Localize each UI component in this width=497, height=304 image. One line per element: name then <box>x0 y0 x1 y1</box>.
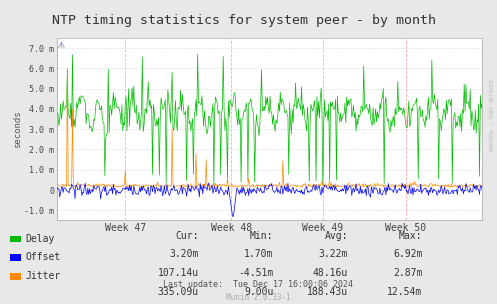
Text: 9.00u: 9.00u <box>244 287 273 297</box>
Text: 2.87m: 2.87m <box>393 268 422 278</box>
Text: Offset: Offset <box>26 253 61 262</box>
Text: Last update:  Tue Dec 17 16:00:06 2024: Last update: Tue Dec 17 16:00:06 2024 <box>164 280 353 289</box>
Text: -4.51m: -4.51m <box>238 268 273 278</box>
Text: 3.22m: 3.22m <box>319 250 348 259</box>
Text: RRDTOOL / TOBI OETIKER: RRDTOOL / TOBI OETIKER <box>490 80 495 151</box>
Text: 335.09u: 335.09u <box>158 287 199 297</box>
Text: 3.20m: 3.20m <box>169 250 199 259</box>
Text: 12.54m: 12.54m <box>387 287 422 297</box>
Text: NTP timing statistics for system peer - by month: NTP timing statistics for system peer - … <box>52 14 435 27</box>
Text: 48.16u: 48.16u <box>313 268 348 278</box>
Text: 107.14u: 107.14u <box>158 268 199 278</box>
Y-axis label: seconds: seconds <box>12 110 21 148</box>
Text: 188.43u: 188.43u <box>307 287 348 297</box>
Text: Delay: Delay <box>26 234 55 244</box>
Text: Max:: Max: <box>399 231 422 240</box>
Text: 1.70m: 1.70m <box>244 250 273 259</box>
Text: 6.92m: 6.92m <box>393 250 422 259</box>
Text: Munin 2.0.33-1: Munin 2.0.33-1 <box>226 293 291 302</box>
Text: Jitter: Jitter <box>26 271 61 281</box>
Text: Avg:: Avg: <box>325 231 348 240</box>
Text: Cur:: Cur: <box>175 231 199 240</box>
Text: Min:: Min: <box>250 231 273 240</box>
------------
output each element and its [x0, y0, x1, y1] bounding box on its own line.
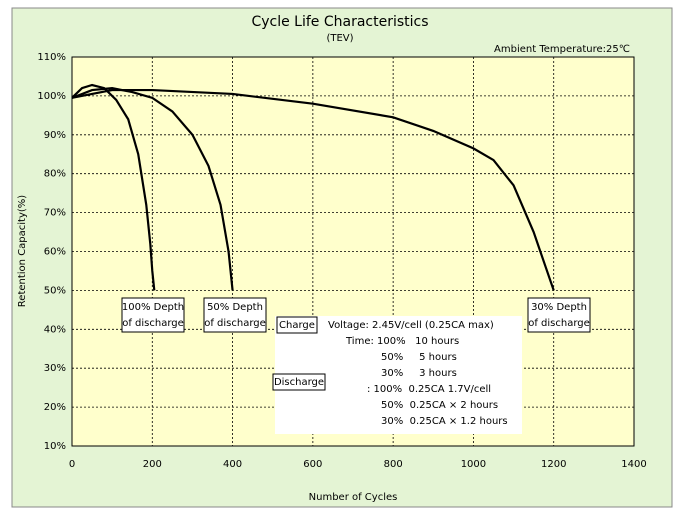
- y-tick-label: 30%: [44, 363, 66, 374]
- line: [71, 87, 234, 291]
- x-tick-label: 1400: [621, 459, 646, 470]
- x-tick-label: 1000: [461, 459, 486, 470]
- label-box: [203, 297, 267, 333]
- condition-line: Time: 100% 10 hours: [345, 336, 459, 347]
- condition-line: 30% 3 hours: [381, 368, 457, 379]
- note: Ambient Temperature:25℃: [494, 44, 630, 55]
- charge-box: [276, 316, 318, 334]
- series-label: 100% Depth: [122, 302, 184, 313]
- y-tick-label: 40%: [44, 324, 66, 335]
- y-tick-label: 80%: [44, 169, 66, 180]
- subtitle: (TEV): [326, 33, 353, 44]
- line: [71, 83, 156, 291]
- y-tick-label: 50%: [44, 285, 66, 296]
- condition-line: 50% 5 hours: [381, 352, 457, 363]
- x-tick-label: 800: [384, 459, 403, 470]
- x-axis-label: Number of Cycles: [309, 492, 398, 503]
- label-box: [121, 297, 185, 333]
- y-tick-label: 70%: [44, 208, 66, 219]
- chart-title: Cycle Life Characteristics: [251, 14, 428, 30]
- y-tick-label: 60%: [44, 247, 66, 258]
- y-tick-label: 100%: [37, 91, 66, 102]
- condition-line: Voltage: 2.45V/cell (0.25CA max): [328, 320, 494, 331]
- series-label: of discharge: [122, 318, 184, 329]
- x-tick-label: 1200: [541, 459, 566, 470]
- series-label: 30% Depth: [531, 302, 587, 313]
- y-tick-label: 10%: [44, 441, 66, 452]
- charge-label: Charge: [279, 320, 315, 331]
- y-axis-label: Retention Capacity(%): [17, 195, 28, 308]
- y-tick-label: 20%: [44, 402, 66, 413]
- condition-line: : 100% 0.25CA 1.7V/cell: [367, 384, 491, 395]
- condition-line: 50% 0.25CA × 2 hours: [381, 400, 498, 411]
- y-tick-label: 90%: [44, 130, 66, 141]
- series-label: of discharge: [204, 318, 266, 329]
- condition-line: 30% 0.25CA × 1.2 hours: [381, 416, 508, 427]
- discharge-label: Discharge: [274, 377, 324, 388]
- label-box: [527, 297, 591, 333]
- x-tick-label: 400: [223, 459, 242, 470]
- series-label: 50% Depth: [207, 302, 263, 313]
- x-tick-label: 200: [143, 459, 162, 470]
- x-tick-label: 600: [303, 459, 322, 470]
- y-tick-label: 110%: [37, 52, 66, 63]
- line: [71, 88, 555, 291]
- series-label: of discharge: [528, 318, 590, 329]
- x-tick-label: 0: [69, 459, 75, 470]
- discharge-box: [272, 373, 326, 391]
------------
▸ TASK PROMPT: Starting at the line containing "- y-tick-label: 30%: [44, 363, 66, 374]" and stopping after the line containing "- note: Ambient", render those records as a JSON list of strings, with one string per line and any blank lines skipped.

▸ TASK RESULT:
[
  "- y-tick-label: 30%: [44, 363, 66, 374]",
  "- line: [71, 87, 234, 291]",
  "- x-tick-label: 1400: [621, 459, 646, 470]",
  "- x-tick-label: 1000: [461, 459, 486, 470]",
  "- label-box: [203, 297, 267, 333]",
  "- condition-line: Time: 100% 10 hours: [345, 336, 459, 347]",
  "- condition-line: 30% 3 hours: [381, 368, 457, 379]",
  "- note: Ambient Temperature:25℃: [494, 44, 630, 55]"
]